**RAW RECORDS:**
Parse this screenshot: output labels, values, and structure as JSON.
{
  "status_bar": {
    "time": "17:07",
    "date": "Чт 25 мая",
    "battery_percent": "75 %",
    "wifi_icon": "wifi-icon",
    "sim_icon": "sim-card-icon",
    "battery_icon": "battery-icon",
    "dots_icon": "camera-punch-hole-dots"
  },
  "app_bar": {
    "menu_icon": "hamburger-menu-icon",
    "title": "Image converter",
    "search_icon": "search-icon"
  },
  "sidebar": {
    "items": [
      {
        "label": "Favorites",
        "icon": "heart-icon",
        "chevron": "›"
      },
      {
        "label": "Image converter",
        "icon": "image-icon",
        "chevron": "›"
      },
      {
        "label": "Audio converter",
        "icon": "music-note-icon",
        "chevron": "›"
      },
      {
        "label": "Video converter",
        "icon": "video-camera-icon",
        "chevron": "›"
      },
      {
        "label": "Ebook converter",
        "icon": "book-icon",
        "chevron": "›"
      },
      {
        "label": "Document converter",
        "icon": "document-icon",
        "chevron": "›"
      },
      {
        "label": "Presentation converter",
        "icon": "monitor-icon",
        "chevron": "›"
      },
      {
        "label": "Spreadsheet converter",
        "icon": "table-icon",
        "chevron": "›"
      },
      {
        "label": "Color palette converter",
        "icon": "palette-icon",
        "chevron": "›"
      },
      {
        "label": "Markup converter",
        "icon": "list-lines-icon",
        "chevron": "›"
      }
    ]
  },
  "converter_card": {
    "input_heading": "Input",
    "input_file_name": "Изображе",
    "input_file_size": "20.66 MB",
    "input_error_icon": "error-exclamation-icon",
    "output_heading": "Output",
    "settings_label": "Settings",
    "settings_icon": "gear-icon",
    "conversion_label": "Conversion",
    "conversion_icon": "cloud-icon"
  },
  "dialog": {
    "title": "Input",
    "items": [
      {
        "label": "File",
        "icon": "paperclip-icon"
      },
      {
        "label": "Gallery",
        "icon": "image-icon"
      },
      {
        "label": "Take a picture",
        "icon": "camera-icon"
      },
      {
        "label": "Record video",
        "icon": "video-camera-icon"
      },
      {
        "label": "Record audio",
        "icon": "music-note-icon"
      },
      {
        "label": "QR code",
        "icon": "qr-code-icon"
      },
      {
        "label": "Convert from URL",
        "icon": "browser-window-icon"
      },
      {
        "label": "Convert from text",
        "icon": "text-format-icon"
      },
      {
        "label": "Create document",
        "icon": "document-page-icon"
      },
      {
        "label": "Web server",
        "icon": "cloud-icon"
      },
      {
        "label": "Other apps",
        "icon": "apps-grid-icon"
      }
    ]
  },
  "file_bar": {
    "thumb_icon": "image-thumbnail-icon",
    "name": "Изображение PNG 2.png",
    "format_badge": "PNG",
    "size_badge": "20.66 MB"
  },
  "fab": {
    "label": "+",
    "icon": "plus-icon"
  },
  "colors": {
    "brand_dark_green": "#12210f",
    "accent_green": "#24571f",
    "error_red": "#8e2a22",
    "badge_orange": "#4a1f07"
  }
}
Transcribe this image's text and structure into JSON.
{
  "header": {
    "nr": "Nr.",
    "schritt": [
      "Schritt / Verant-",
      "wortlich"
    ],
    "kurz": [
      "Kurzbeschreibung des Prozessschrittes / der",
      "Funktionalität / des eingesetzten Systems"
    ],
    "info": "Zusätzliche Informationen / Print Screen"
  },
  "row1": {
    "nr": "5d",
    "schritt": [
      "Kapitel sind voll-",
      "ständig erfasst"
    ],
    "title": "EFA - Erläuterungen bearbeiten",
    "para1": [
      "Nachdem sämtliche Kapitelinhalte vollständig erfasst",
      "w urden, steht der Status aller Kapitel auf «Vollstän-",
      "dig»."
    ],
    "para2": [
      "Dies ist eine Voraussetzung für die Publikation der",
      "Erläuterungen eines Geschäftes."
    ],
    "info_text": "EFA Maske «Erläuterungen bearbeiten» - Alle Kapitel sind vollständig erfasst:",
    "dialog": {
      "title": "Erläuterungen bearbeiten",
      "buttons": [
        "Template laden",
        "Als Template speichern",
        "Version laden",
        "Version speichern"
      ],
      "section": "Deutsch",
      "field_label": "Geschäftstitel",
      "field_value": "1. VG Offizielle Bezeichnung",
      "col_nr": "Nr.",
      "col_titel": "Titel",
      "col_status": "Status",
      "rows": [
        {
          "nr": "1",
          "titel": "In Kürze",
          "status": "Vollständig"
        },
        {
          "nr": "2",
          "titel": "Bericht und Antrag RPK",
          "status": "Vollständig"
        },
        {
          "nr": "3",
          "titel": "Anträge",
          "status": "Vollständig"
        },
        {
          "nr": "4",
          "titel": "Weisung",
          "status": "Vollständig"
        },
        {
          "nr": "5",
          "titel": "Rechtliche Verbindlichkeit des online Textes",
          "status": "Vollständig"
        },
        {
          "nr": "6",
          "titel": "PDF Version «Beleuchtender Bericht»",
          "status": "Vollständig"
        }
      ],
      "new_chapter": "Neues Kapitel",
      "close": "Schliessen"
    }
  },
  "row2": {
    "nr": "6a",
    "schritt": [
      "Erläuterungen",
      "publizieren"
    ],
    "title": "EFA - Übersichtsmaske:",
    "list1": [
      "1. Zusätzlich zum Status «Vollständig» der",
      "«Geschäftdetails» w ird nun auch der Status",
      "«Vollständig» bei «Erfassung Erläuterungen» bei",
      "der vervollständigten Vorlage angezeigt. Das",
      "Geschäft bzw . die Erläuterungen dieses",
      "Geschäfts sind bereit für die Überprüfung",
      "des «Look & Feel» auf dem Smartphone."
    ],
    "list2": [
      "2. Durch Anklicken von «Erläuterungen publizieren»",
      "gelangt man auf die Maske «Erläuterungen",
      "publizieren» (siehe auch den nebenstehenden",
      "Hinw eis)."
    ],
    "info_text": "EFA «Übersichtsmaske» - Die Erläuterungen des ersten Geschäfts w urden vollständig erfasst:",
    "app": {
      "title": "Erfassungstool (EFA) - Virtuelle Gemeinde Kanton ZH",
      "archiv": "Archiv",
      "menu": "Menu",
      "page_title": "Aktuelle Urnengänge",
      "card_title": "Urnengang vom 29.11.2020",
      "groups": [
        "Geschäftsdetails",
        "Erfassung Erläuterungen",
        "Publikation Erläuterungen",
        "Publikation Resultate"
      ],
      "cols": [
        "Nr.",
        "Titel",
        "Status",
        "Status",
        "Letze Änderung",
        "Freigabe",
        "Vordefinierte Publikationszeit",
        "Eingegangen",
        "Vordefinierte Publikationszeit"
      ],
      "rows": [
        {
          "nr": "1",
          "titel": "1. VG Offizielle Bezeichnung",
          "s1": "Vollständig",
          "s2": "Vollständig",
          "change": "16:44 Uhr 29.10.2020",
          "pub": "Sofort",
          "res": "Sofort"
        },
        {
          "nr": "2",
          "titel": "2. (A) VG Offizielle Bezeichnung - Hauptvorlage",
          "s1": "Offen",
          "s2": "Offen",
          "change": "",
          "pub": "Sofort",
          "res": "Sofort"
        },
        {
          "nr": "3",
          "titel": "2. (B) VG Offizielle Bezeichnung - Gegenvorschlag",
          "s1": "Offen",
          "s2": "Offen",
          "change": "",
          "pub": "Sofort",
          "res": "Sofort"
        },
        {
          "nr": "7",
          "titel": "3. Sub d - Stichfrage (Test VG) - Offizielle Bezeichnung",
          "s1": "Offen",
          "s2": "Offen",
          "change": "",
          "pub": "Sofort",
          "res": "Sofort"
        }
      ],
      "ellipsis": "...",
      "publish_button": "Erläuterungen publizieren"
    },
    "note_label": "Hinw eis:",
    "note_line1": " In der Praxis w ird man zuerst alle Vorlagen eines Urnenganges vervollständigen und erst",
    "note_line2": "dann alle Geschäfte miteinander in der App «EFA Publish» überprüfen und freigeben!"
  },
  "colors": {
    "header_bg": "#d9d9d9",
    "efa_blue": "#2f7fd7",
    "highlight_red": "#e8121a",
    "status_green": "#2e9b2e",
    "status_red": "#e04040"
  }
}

**PROMPT:** Show every line from the entries above in which "JSON" appears.

**COMPLETE RESPONSE:**
Parse this screenshot: output labels, values, and structure as JSON.
Transcribe this image's text and structure into JSON.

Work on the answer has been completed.